• PEDIDO 1
Diga se cada afirmação abaixo está de acordo com o trecho apresentado, respondendo sim ou não e citando as palavras do texto que decidem a questão.
(a) O Grupo dos 13 decidiu realizar o campeonato brasileiro com a interferência da CBF.
(b) O grupo principal da Copa União foi formado por 16 times.
(c) O Atlético-GO voltou à elite em 2010.
• PEDIDO 2
Com base no trecho apresentado, responda:
(a) Em que ano os grandes clubes formaram o Grupo dos 13?
(b) Que clube era o vice campeão brasileiro do ano anterior e foi rebaixado na canetada?
(c) Que nome recebeu o grupo principal cuja transmissão exclusiva a Globo ganhou?
• PEDIDO 3
Repita a parte do trecho apresentado que vai de "O fim do torcedor-de-sofá" até "Esporte da Band!", inclusive, trocando "Corinthians" por "Palmeiras".
═════ TRECHO APRESENTADO ═════
Esporte

O fim do torcedor-de-sofá raiz

De tanta reclamação do monopólio da TV Globo nas transmissões do futebol no Brasil, vivemos hoje, ao mesmo tempo, uma oferta infinita de opções de canais e um apagão de jogos. Os clubes comemoram, mas o torcedor...

Viva a concorrência! Pelo fim dos monopólios! FlaGlobo só transmite o queridinho! Corinthians sempre privilegiado! Chega de assistir jogo na Globo! Saudade do Show do Esporte da Band!

O torcedor-de-sofá raiz desde sempre esbraveja impropérios como esses. Eu me incluo no meio.

O monopólio global começou a se desenhar há muito tempo.

Em 1987, em meio a uma bagunça generalizada na CBF, os grandes clubes brasileiros se uniram como nunca antes, formaram o Grupo dos 13 e decidiram realizar o campeonato brasileiro sem interferência da entidade máxima. Viraram a mesa, definiram o grupo principal (o que seria a série A hoje) somente com 16 times (o Grupo dos 13 acrescido dos “convidados’ Coritiba, Santa Cruz e Goiás). Estava criada a Copa União.

O vice campeão brasileiro do ano anterior, Guarani, foi rebaixado na canetada, o Atlético-GO, que havia conseguido se manter “na elite” dentro de campo (a regra era que os 28 melhores colocados do campeonato de 1986 estariam garantidos no ano seguinte) também foi rebaixado (e só conseguiu voltar à elite 23 anos depois, em 2010).

A Globo comprou a ideia, ganhou a exclusividade de transmissão do grupo principal, chamado módulo verde, e anunciou que teríamos só jogão na TV, só clássico! E eu, na minha adolescência, como milhões de garotos, acreditei na propaganda global e que o futebol brasileiro seria melhor naquele formato, só os grandes jogando e só a Globo transmitindo.
═════ MATERIAL FORNECIDO ═════
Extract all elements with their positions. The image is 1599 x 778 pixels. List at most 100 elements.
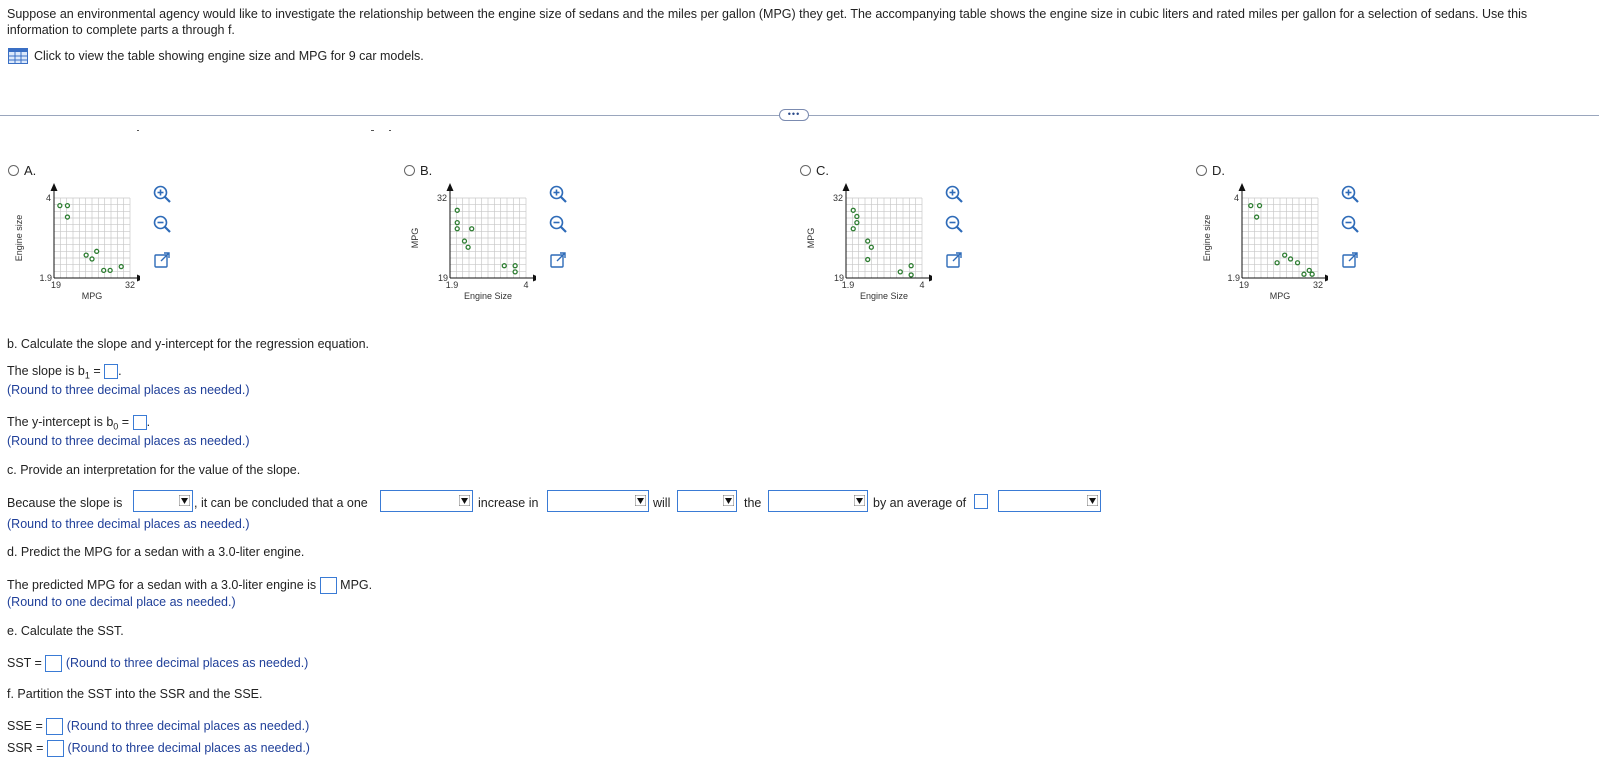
═════
• RESPOSTA ESPERADA 1
(a) Não: "decidiram realizar o campeonato brasileiro sem interferência da entidade máxima".
(b) Sim: "definiram o grupo principal (o que seria a série A hoje) somente com 16 times".
(c) Sim: "só conseguiu voltar à elite 23 anos depois, em 2010".

• RESPOSTA ESPERADA 2
(a) Em 1987.
(b) O Guarani.
(c) Módulo verde.

• RESPOSTA ESPERADA 3
O fim do torcedor-de-sofá raiz

De tanta reclamação do monopólio da TV Globo nas transmissões do futebol no Brasil, vivemos hoje, ao mesmo tempo, uma oferta infinita de opções de canais e um apagão de jogos. Os clubes comemoram, mas o torcedor...

Viva a concorrência! Pelo fim dos monopólios! FlaGlobo só transmite o queridinho! Palmeiras sempre privilegiado! Chega de assistir jogo na Globo! Saudade do Show do Esporte da Band!